(Bounding box entries)
────────

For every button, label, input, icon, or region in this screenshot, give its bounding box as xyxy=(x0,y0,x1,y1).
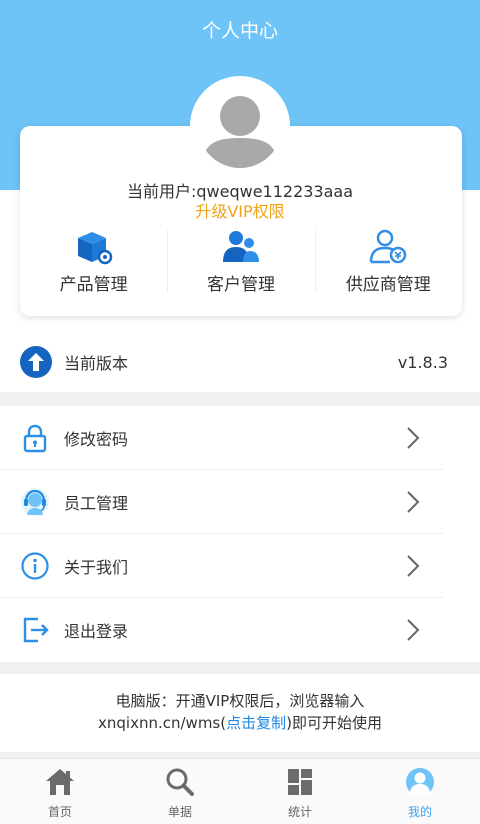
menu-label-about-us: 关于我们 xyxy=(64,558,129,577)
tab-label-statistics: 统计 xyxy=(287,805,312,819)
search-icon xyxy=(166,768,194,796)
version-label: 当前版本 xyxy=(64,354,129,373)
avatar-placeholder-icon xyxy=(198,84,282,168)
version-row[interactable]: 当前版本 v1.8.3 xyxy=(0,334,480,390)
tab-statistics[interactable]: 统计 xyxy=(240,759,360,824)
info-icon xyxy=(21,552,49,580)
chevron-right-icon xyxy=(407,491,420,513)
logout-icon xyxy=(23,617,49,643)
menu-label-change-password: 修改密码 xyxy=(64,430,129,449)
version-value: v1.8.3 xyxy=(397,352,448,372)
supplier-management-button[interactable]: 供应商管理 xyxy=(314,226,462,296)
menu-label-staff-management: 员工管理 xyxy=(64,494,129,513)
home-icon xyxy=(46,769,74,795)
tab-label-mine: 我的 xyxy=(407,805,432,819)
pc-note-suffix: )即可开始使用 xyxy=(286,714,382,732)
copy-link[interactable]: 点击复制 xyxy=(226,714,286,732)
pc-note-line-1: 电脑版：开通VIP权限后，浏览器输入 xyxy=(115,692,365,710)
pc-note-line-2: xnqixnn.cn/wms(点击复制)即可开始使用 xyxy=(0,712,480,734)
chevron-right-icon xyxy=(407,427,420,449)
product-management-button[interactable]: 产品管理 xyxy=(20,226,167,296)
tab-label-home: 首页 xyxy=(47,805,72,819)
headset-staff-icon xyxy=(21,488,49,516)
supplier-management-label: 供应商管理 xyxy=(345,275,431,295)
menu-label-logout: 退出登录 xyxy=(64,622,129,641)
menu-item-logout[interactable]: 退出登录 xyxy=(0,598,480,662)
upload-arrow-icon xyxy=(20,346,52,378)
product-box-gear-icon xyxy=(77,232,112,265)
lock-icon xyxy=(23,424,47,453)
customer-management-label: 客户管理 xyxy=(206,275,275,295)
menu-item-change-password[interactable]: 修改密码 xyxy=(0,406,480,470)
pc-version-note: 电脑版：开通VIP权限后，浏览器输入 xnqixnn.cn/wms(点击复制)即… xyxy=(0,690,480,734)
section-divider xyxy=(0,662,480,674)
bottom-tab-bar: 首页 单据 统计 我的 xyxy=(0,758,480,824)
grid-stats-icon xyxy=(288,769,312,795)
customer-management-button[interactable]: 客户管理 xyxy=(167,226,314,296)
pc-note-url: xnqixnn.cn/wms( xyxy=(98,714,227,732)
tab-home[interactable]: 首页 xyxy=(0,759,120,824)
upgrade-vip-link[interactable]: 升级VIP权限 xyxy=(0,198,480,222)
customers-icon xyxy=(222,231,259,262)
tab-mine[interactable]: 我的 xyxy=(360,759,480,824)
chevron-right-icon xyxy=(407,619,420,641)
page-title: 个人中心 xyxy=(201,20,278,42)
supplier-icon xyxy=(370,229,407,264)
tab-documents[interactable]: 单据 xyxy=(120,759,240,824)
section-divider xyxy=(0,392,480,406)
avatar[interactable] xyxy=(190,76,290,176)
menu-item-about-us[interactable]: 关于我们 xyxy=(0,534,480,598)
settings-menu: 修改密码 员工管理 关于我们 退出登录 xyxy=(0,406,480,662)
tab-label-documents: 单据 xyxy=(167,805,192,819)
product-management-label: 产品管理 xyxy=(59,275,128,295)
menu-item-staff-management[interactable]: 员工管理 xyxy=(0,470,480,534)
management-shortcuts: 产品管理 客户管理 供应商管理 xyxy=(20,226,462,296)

────────

# Description of the task:
Write out all of the rows above word for word, leaving out the pictures.

# Solution:
For every button, label, input, icon, or region in this screenshot, give its bounding box as xyxy=(x0,y0,x1,y1).
menu-label-about-us: 关于我们 xyxy=(64,558,129,577)
tab-label-statistics: 统计 xyxy=(287,805,312,819)
search-icon xyxy=(166,768,194,796)
version-label: 当前版本 xyxy=(64,354,129,373)
avatar-placeholder-icon xyxy=(198,84,282,168)
version-row[interactable]: 当前版本 v1.8.3 xyxy=(0,334,480,390)
tab-statistics[interactable]: 统计 xyxy=(240,759,360,824)
info-icon xyxy=(21,552,49,580)
chevron-right-icon xyxy=(407,491,420,513)
logout-icon xyxy=(23,617,49,643)
menu-label-change-password: 修改密码 xyxy=(64,430,129,449)
version-value: v1.8.3 xyxy=(397,352,448,372)
supplier-management-button[interactable]: 供应商管理 xyxy=(314,226,462,296)
menu-label-staff-management: 员工管理 xyxy=(64,494,129,513)
home-icon xyxy=(46,769,74,795)
tab-label-mine: 我的 xyxy=(407,805,432,819)
pc-note-suffix: )即可开始使用 xyxy=(286,714,382,732)
copy-link[interactable]: 点击复制 xyxy=(226,714,286,732)
pc-note-line-1: 电脑版：开通VIP权限后，浏览器输入 xyxy=(115,692,365,710)
pc-note-line-2: xnqixnn.cn/wms(点击复制)即可开始使用 xyxy=(0,712,480,734)
chevron-right-icon xyxy=(407,427,420,449)
product-management-button[interactable]: 产品管理 xyxy=(20,226,167,296)
tab-label-home: 首页 xyxy=(47,805,72,819)
headset-staff-icon xyxy=(21,488,49,516)
supplier-management-label: 供应商管理 xyxy=(345,275,431,295)
menu-label-logout: 退出登录 xyxy=(64,622,129,641)
menu-item-logout[interactable]: 退出登录 xyxy=(0,598,480,662)
upload-arrow-icon xyxy=(20,346,52,378)
product-box-gear-icon xyxy=(77,232,112,265)
lock-icon xyxy=(23,424,47,453)
customer-management-label: 客户管理 xyxy=(206,275,275,295)
menu-item-change-password[interactable]: 修改密码 xyxy=(0,406,480,470)
pc-version-note: 电脑版：开通VIP权限后，浏览器输入 xnqixnn.cn/wms(点击复制)即… xyxy=(0,690,480,734)
section-divider xyxy=(0,662,480,674)
bottom-tab-bar: 首页 单据 统计 我的 xyxy=(0,758,480,824)
grid-stats-icon xyxy=(288,769,312,795)
customer-management-button[interactable]: 客户管理 xyxy=(167,226,314,296)
pc-note-url: xnqixnn.cn/wms( xyxy=(98,714,227,732)
tab-home[interactable]: 首页 xyxy=(0,759,120,824)
upgrade-vip-link[interactable]: 升级VIP权限 xyxy=(0,198,480,222)
customers-icon xyxy=(222,231,259,262)
tab-mine[interactable]: 我的 xyxy=(360,759,480,824)
chevron-right-icon xyxy=(407,619,420,641)
page-title: 个人中心 xyxy=(201,20,278,42)
supplier-icon xyxy=(370,229,407,264)
tab-documents[interactable]: 单据 xyxy=(120,759,240,824)
section-divider xyxy=(0,392,480,406)
avatar[interactable] xyxy=(190,76,290,176)
menu-item-about-us[interactable]: 关于我们 xyxy=(0,534,480,598)
settings-menu: 修改密码 员工管理 关于我们 退出登录 xyxy=(0,406,480,662)
tab-label-documents: 单据 xyxy=(167,805,192,819)
product-management-label: 产品管理 xyxy=(59,275,128,295)
menu-item-staff-management[interactable]: 员工管理 xyxy=(0,470,480,534)
management-shortcuts: 产品管理 客户管理 供应商管理 xyxy=(20,226,462,296)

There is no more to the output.